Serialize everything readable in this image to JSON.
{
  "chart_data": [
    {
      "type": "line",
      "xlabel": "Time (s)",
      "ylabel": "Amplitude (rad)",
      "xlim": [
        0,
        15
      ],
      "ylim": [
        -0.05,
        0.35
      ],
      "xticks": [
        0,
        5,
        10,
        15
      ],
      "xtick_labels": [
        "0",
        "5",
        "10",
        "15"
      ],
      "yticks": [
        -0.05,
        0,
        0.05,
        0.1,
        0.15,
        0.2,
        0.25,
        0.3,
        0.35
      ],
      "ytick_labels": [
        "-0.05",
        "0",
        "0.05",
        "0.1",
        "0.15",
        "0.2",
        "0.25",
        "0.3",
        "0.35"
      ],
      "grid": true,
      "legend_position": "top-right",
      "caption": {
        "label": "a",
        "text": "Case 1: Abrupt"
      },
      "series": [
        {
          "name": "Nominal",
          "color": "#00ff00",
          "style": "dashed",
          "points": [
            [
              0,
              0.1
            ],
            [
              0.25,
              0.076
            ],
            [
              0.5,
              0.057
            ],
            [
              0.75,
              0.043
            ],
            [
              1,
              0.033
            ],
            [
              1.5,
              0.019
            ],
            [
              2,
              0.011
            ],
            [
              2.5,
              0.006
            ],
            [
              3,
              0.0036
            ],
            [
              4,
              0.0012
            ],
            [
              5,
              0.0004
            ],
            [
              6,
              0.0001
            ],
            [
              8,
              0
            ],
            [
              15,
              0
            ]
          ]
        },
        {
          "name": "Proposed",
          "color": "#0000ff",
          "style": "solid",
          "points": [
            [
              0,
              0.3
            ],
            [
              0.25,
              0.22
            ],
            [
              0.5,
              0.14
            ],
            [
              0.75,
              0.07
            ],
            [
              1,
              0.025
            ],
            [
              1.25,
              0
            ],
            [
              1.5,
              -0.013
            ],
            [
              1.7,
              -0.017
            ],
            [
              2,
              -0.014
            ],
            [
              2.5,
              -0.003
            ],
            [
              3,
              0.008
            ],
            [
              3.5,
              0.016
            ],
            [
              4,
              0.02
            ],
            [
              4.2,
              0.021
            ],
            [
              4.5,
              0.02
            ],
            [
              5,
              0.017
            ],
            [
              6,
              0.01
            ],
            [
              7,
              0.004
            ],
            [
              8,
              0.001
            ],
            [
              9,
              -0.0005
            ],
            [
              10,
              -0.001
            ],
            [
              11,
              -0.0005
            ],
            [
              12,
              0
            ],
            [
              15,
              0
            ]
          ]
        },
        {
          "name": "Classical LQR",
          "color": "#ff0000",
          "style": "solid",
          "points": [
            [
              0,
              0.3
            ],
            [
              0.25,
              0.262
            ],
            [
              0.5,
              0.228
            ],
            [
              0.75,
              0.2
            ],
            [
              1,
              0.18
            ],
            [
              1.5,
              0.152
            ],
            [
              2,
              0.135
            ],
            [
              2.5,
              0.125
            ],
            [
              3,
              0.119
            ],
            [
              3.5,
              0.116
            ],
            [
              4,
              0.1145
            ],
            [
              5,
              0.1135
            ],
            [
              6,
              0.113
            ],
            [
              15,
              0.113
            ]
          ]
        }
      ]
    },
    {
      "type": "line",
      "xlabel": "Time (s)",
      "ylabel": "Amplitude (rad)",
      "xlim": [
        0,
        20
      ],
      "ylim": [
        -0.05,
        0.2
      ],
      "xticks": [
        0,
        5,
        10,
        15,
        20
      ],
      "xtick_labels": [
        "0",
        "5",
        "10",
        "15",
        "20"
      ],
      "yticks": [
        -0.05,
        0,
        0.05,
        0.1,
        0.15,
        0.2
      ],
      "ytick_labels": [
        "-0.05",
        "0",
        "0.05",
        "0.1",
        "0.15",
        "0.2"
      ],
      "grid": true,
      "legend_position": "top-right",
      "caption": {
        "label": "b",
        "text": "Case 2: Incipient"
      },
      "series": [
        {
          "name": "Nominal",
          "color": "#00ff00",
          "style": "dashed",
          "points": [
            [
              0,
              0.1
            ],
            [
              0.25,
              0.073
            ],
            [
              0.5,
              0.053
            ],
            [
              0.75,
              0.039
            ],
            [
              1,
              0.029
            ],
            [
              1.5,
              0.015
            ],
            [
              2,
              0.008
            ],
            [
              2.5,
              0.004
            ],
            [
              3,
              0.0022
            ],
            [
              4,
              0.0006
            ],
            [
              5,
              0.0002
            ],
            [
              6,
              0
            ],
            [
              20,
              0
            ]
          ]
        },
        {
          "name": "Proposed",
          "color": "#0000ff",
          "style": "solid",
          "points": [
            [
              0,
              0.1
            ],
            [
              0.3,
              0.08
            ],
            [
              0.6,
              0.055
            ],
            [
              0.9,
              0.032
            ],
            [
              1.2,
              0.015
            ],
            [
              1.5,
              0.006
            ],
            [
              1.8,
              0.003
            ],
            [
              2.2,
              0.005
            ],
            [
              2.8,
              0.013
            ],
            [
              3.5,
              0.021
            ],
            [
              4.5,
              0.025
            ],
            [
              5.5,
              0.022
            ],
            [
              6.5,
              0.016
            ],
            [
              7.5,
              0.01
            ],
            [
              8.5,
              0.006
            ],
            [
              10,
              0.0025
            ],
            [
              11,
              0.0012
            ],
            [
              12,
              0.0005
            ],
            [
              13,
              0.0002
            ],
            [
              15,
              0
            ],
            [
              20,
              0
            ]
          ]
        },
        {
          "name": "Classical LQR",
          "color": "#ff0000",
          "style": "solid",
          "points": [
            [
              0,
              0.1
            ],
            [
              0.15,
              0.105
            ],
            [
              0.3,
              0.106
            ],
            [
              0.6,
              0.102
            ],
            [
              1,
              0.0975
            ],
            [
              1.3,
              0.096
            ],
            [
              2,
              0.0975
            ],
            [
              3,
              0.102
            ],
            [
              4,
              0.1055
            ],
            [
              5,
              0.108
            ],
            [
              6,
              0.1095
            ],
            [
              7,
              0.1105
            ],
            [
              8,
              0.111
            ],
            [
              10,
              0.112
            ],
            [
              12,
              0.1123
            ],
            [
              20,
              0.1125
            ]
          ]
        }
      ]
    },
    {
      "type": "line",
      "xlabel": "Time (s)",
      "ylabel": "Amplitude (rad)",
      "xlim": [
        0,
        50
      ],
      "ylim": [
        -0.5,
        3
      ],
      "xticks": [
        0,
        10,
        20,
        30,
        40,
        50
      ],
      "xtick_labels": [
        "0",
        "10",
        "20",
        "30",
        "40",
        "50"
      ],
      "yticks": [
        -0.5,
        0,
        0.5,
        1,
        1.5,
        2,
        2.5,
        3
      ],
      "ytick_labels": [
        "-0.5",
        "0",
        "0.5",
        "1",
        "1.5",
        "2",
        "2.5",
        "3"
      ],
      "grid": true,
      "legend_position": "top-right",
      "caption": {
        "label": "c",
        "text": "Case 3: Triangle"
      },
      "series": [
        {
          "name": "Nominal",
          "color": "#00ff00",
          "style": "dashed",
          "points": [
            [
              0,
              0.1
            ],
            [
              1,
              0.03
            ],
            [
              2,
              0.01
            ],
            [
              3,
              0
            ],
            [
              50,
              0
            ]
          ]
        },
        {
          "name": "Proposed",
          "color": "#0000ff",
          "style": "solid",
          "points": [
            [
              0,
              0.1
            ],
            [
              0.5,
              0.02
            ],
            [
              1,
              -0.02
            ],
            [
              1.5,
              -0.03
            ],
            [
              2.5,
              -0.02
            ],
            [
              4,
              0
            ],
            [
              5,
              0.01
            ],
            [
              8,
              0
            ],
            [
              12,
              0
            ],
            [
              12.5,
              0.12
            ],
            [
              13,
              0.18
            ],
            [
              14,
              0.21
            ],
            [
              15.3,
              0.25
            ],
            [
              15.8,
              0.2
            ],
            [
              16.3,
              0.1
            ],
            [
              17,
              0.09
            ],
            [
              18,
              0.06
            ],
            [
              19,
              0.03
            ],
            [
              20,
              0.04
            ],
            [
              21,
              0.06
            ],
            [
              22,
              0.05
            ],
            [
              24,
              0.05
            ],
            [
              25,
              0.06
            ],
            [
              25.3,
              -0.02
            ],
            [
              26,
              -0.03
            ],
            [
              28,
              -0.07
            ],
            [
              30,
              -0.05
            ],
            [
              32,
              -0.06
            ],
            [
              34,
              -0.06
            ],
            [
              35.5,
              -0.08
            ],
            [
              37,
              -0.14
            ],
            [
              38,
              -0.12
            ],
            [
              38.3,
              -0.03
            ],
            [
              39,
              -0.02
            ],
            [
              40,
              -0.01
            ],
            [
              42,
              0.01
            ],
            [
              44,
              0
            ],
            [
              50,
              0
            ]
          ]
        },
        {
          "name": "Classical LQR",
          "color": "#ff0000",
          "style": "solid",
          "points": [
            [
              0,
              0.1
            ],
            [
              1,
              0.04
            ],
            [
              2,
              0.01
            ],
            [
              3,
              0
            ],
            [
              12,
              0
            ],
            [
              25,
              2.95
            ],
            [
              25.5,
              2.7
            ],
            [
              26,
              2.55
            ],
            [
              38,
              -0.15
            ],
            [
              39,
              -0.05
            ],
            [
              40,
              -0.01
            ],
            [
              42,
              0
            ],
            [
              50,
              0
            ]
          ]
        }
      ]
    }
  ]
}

#### [OBJECTIVE]
Where a line above contains the word "text", copy that line.

#### [EXERCISE OUTPUT]
        "text": "Case 1: Abrupt"
        "text": "Case 2: Incipient"
        "text": "Case 3: Triangle"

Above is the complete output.